Goal of the exercise – Spot every line with the word "ogni" and return it.

Stored records –
________________________________________

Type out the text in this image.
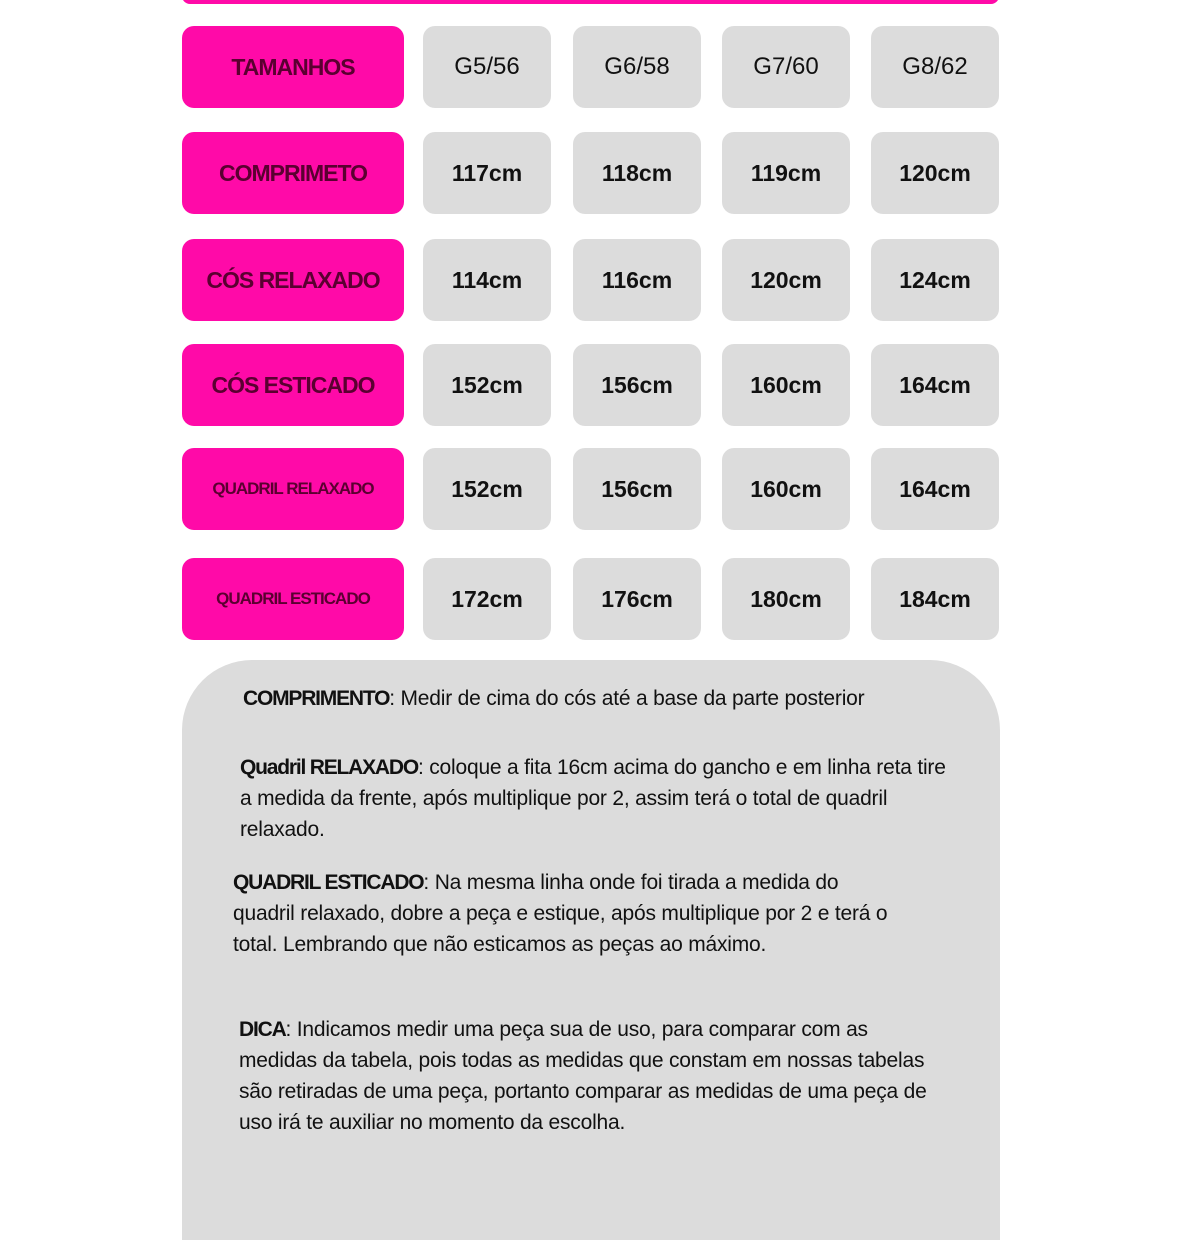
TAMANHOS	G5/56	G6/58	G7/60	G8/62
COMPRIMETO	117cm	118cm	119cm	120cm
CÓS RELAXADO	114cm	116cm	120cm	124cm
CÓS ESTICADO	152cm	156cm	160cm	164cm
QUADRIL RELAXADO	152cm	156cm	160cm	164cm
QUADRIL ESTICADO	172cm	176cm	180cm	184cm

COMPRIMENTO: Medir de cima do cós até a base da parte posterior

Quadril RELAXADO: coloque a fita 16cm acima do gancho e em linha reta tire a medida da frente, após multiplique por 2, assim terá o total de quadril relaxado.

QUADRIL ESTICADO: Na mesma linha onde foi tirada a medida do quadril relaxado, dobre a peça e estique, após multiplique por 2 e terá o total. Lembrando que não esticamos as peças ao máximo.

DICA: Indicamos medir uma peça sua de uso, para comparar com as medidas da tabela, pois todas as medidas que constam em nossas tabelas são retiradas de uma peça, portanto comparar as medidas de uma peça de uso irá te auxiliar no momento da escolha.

________________________________________

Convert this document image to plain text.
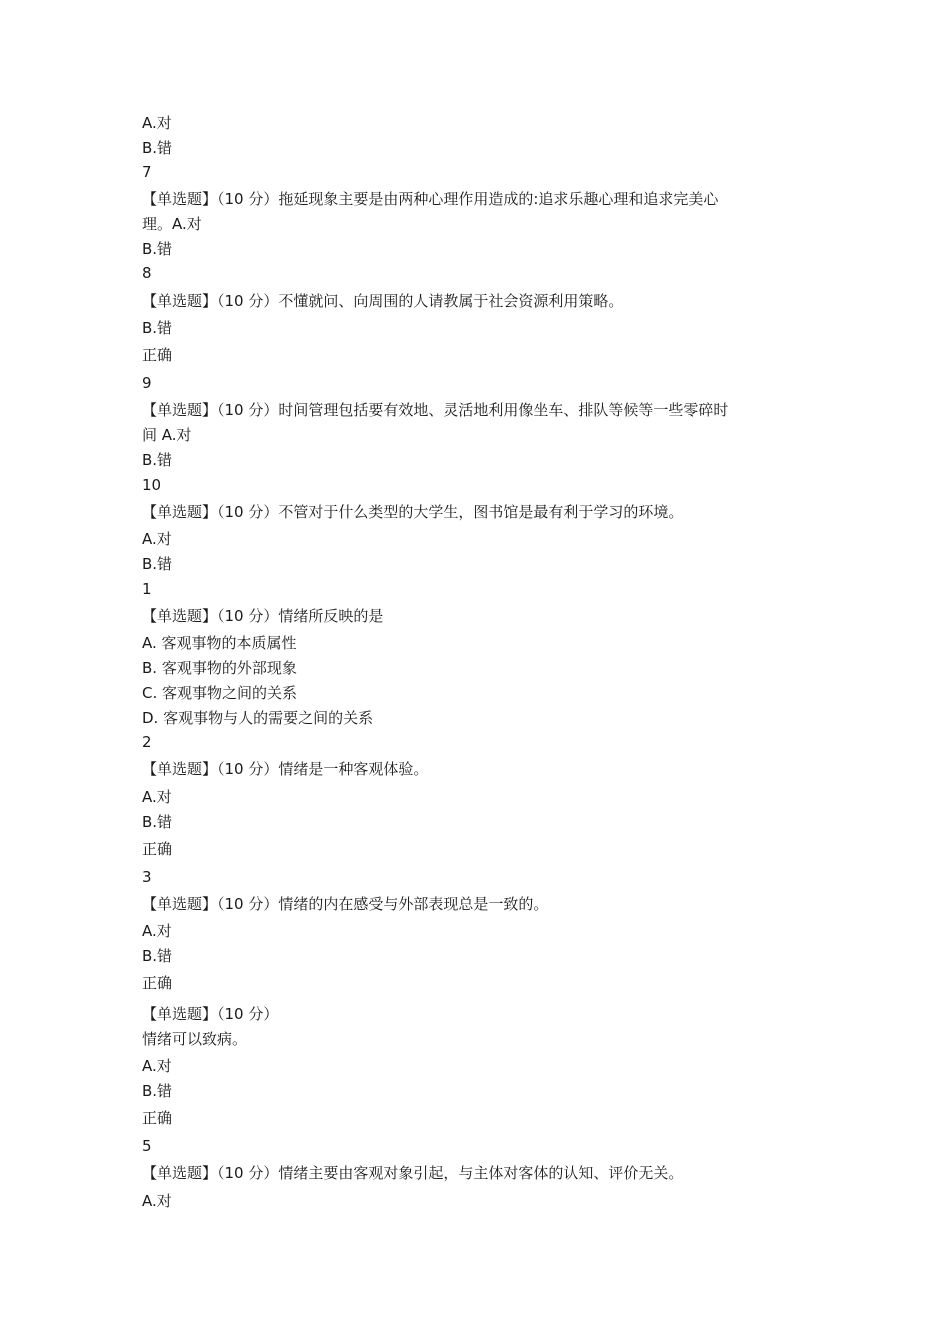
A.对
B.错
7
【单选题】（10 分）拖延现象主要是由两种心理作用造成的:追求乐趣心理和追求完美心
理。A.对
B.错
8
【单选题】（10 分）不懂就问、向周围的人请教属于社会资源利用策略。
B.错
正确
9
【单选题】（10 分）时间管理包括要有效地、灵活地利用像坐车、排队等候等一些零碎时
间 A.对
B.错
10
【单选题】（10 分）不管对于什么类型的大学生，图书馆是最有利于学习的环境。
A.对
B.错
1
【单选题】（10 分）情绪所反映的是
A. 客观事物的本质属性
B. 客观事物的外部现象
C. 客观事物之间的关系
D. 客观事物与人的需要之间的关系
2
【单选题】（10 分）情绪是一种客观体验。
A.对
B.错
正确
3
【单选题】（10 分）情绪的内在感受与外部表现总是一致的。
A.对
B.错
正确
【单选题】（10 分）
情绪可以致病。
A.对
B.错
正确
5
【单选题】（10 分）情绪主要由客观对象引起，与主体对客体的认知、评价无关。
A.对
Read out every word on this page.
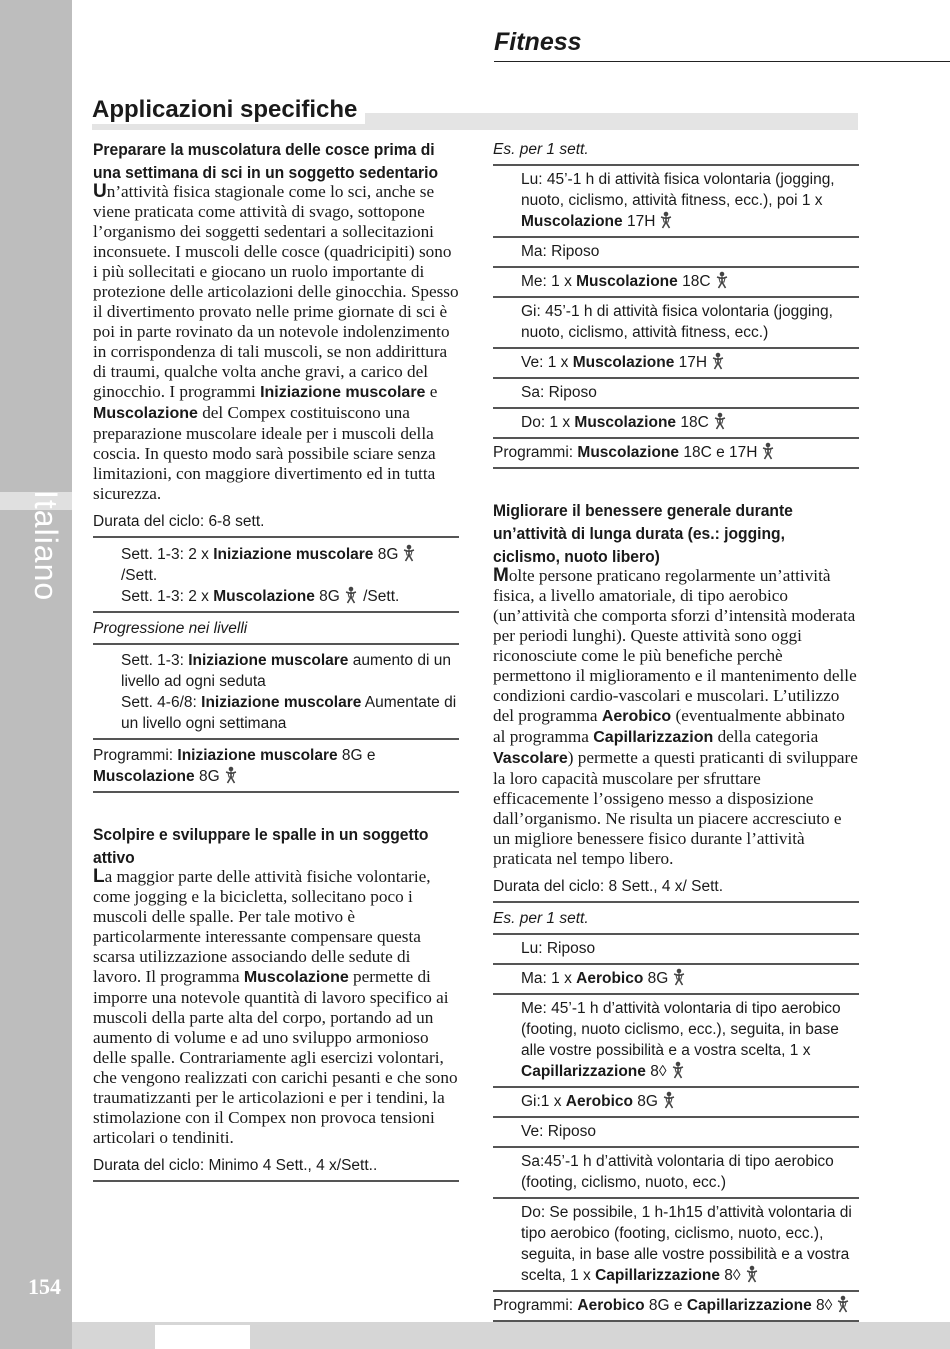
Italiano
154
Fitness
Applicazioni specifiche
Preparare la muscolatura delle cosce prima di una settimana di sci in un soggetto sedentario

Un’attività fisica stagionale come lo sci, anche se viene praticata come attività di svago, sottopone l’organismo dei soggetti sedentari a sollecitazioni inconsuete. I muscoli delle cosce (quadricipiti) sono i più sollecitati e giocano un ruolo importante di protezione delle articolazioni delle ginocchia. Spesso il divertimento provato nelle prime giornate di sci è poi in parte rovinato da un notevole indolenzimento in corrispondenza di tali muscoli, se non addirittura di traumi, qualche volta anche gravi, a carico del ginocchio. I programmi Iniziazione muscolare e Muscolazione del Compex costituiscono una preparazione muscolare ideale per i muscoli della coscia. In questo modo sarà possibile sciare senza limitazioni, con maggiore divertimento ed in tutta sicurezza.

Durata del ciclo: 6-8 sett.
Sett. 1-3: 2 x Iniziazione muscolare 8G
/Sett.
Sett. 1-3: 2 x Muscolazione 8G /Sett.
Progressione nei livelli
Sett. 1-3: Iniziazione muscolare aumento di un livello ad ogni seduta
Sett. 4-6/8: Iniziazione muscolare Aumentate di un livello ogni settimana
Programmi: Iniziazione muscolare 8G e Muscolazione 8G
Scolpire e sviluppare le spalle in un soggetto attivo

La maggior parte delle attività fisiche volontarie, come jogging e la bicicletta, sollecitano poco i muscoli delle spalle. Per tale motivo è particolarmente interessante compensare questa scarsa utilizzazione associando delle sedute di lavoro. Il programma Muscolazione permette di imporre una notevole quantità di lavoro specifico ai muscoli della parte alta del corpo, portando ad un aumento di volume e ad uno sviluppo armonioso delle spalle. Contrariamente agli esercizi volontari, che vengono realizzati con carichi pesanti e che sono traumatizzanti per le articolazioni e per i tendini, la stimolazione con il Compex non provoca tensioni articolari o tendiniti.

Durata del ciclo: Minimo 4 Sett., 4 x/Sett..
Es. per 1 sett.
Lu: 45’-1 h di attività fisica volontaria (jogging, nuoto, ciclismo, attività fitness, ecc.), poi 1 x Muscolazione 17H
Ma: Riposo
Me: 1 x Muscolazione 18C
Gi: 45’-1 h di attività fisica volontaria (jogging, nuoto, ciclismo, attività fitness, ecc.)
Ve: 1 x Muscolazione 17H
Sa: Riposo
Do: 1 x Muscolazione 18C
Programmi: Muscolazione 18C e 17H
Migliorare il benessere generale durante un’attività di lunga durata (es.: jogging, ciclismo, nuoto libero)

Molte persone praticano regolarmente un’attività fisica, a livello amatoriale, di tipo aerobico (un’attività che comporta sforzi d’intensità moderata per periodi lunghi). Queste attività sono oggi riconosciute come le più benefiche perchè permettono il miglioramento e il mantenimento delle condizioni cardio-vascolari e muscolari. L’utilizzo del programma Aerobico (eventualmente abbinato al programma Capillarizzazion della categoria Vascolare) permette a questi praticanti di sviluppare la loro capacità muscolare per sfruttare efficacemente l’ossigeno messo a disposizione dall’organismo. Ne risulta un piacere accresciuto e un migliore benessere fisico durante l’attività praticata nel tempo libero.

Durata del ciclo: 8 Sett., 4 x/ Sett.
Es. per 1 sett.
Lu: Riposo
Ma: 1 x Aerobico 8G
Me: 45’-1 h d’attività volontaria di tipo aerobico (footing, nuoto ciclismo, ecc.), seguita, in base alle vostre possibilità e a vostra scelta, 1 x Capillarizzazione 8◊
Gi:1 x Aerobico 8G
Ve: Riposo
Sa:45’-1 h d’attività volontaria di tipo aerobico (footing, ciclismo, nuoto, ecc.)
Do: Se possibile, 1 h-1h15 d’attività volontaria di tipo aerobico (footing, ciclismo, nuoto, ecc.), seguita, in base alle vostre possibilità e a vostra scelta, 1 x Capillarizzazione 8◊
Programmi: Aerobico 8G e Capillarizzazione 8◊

________________________________________

Result of this task –
Sett. 1-3: Iniziazione muscolare aumento di un livello ad ogni seduta
Sett. 4-6/8: Iniziazione muscolare Aumentate di un livello ogni settimana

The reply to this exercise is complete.